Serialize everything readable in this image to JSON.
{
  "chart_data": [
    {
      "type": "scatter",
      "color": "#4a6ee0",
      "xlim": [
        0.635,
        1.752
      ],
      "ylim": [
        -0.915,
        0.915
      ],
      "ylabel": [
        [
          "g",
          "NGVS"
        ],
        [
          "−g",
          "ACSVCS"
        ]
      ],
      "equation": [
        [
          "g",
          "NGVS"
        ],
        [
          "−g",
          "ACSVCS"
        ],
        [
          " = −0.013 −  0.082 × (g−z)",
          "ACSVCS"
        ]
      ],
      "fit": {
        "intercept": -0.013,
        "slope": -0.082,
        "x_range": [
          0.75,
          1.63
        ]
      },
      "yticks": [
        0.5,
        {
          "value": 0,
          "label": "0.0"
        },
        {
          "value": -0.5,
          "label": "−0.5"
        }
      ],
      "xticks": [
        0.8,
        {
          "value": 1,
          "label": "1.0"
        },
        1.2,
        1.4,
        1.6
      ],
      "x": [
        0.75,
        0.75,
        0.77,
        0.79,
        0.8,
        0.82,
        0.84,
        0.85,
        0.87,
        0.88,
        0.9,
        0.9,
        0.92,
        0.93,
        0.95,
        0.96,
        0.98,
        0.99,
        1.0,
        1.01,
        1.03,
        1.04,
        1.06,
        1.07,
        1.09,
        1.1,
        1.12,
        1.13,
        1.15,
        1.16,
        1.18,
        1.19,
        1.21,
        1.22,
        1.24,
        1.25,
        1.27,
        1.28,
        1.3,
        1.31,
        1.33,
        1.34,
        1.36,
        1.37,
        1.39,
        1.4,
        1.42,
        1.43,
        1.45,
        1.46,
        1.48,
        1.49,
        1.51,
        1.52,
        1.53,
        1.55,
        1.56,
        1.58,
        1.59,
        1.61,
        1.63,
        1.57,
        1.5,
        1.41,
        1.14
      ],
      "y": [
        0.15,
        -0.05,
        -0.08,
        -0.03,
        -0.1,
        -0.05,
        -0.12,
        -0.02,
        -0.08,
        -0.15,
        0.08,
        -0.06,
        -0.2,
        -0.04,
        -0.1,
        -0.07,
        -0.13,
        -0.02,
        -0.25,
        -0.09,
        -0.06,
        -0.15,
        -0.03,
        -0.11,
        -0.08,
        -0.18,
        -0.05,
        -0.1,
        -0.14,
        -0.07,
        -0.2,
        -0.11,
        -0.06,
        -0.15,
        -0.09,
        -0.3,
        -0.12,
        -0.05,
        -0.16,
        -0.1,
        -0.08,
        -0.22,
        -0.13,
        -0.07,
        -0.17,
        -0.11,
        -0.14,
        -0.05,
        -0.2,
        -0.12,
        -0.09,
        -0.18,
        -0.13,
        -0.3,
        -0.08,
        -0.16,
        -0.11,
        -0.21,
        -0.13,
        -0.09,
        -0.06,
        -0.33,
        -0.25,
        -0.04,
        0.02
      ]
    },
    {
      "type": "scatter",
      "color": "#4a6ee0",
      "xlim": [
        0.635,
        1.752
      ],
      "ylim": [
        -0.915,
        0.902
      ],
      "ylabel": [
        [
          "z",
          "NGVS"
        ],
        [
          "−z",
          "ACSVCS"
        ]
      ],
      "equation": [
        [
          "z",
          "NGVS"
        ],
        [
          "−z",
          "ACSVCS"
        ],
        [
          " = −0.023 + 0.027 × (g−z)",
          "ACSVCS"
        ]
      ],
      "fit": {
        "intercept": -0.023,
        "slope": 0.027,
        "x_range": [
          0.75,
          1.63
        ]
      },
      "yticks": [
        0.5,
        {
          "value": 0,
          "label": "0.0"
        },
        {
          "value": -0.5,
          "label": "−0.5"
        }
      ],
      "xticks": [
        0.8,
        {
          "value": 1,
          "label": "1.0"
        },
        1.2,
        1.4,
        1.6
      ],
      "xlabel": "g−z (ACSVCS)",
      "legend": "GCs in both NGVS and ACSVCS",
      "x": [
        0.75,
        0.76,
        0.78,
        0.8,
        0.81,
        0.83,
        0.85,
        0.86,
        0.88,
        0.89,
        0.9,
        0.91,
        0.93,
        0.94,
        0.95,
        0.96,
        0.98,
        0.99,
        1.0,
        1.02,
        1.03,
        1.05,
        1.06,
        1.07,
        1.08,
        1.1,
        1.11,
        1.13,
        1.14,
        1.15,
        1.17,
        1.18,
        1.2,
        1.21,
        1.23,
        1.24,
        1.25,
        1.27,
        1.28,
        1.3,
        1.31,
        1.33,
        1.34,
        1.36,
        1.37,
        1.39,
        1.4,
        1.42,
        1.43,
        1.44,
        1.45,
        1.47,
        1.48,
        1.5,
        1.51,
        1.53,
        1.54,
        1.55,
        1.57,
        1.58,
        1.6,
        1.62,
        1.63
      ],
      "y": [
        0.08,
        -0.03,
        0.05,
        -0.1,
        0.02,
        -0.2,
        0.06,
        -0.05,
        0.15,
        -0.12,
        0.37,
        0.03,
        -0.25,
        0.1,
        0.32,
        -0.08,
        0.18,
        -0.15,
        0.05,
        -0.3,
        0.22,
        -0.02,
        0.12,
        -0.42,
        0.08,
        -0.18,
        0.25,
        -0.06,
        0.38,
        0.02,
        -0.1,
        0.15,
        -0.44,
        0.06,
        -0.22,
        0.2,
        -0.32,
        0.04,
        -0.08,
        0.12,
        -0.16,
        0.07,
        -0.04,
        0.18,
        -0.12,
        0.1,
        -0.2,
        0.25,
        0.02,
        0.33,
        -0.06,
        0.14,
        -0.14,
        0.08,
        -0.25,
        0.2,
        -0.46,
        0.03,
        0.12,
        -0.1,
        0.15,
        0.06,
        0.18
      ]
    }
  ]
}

-=-=-=-=-

__Task__
Take the lines above and retype all of them exactly.

__Response to the exercise__
Serialize everything readable in this image to JSON.
{
  "chart_data": [
    {
      "type": "scatter",
      "color": "#4a6ee0",
      "xlim": [
        0.635,
        1.752
      ],
      "ylim": [
        -0.915,
        0.915
      ],
      "ylabel": [
        [
          "g",
          "NGVS"
        ],
        [
          "−g",
          "ACSVCS"
        ]
      ],
      "equation": [
        [
          "g",
          "NGVS"
        ],
        [
          "−g",
          "ACSVCS"
        ],
        [
          " = −0.013 −  0.082 × (g−z)",
          "ACSVCS"
        ]
      ],
      "fit": {
        "intercept": -0.013,
        "slope": -0.082,
        "x_range": [
          0.75,
          1.63
        ]
      },
      "yticks": [
        0.5,
        {
          "value": 0,
          "label": "0.0"
        },
        {
          "value": -0.5,
          "label": "−0.5"
        }
      ],
      "xticks": [
        0.8,
        {
          "value": 1,
          "label": "1.0"
        },
        1.2,
        1.4,
        1.6
      ],
      "x": [
        0.75,
        0.75,
        0.77,
        0.79,
        0.8,
        0.82,
        0.84,
        0.85,
        0.87,
        0.88,
        0.9,
        0.9,
        0.92,
        0.93,
        0.95,
        0.96,
        0.98,
        0.99,
        1.0,
        1.01,
        1.03,
        1.04,
        1.06,
        1.07,
        1.09,
        1.1,
        1.12,
        1.13,
        1.15,
        1.16,
        1.18,
        1.19,
        1.21,
        1.22,
        1.24,
        1.25,
        1.27,
        1.28,
        1.3,
        1.31,
        1.33,
        1.34,
        1.36,
        1.37,
        1.39,
        1.4,
        1.42,
        1.43,
        1.45,
        1.46,
        1.48,
        1.49,
        1.51,
        1.52,
        1.53,
        1.55,
        1.56,
        1.58,
        1.59,
        1.61,
        1.63,
        1.57,
        1.5,
        1.41,
        1.14
      ],
      "y": [
        0.15,
        -0.05,
        -0.08,
        -0.03,
        -0.1,
        -0.05,
        -0.12,
        -0.02,
        -0.08,
        -0.15,
        0.08,
        -0.06,
        -0.2,
        -0.04,
        -0.1,
        -0.07,
        -0.13,
        -0.02,
        -0.25,
        -0.09,
        -0.06,
        -0.15,
        -0.03,
        -0.11,
        -0.08,
        -0.18,
        -0.05,
        -0.1,
        -0.14,
        -0.07,
        -0.2,
        -0.11,
        -0.06,
        -0.15,
        -0.09,
        -0.3,
        -0.12,
        -0.05,
        -0.16,
        -0.1,
        -0.08,
        -0.22,
        -0.13,
        -0.07,
        -0.17,
        -0.11,
        -0.14,
        -0.05,
        -0.2,
        -0.12,
        -0.09,
        -0.18,
        -0.13,
        -0.3,
        -0.08,
        -0.16,
        -0.11,
        -0.21,
        -0.13,
        -0.09,
        -0.06,
        -0.33,
        -0.25,
        -0.04,
        0.02
      ]
    },
    {
      "type": "scatter",
      "color": "#4a6ee0",
      "xlim": [
        0.635,
        1.752
      ],
      "ylim": [
        -0.915,
        0.902
      ],
      "ylabel": [
        [
          "z",
          "NGVS"
        ],
        [
          "−z",
          "ACSVCS"
        ]
      ],
      "equation": [
        [
          "z",
          "NGVS"
        ],
        [
          "−z",
          "ACSVCS"
        ],
        [
          " = −0.023 + 0.027 × (g−z)",
          "ACSVCS"
        ]
      ],
      "fit": {
        "intercept": -0.023,
        "slope": 0.027,
        "x_range": [
          0.75,
          1.63
        ]
      },
      "yticks": [
        0.5,
        {
          "value": 0,
          "label": "0.0"
        },
        {
          "value": -0.5,
          "label": "−0.5"
        }
      ],
      "xticks": [
        0.8,
        {
          "value": 1,
          "label": "1.0"
        },
        1.2,
        1.4,
        1.6
      ],
      "xlabel": "g−z (ACSVCS)",
      "legend": "GCs in both NGVS and ACSVCS",
      "x": [
        0.75,
        0.76,
        0.78,
        0.8,
        0.81,
        0.83,
        0.85,
        0.86,
        0.88,
        0.89,
        0.9,
        0.91,
        0.93,
        0.94,
        0.95,
        0.96,
        0.98,
        0.99,
        1.0,
        1.02,
        1.03,
        1.05,
        1.06,
        1.07,
        1.08,
        1.1,
        1.11,
        1.13,
        1.14,
        1.15,
        1.17,
        1.18,
        1.2,
        1.21,
        1.23,
        1.24,
        1.25,
        1.27,
        1.28,
        1.3,
        1.31,
        1.33,
        1.34,
        1.36,
        1.37,
        1.39,
        1.4,
        1.42,
        1.43,
        1.44,
        1.45,
        1.47,
        1.48,
        1.5,
        1.51,
        1.53,
        1.54,
        1.55,
        1.57,
        1.58,
        1.6,
        1.62,
        1.63
      ],
      "y": [
        0.08,
        -0.03,
        0.05,
        -0.1,
        0.02,
        -0.2,
        0.06,
        -0.05,
        0.15,
        -0.12,
        0.37,
        0.03,
        -0.25,
        0.1,
        0.32,
        -0.08,
        0.18,
        -0.15,
        0.05,
        -0.3,
        0.22,
        -0.02,
        0.12,
        -0.42,
        0.08,
        -0.18,
        0.25,
        -0.06,
        0.38,
        0.02,
        -0.1,
        0.15,
        -0.44,
        0.06,
        -0.22,
        0.2,
        -0.32,
        0.04,
        -0.08,
        0.12,
        -0.16,
        0.07,
        -0.04,
        0.18,
        -0.12,
        0.1,
        -0.2,
        0.25,
        0.02,
        0.33,
        -0.06,
        0.14,
        -0.14,
        0.08,
        -0.25,
        0.2,
        -0.46,
        0.03,
        0.12,
        -0.1,
        0.15,
        0.06,
        0.18
      ]
    }
  ]
}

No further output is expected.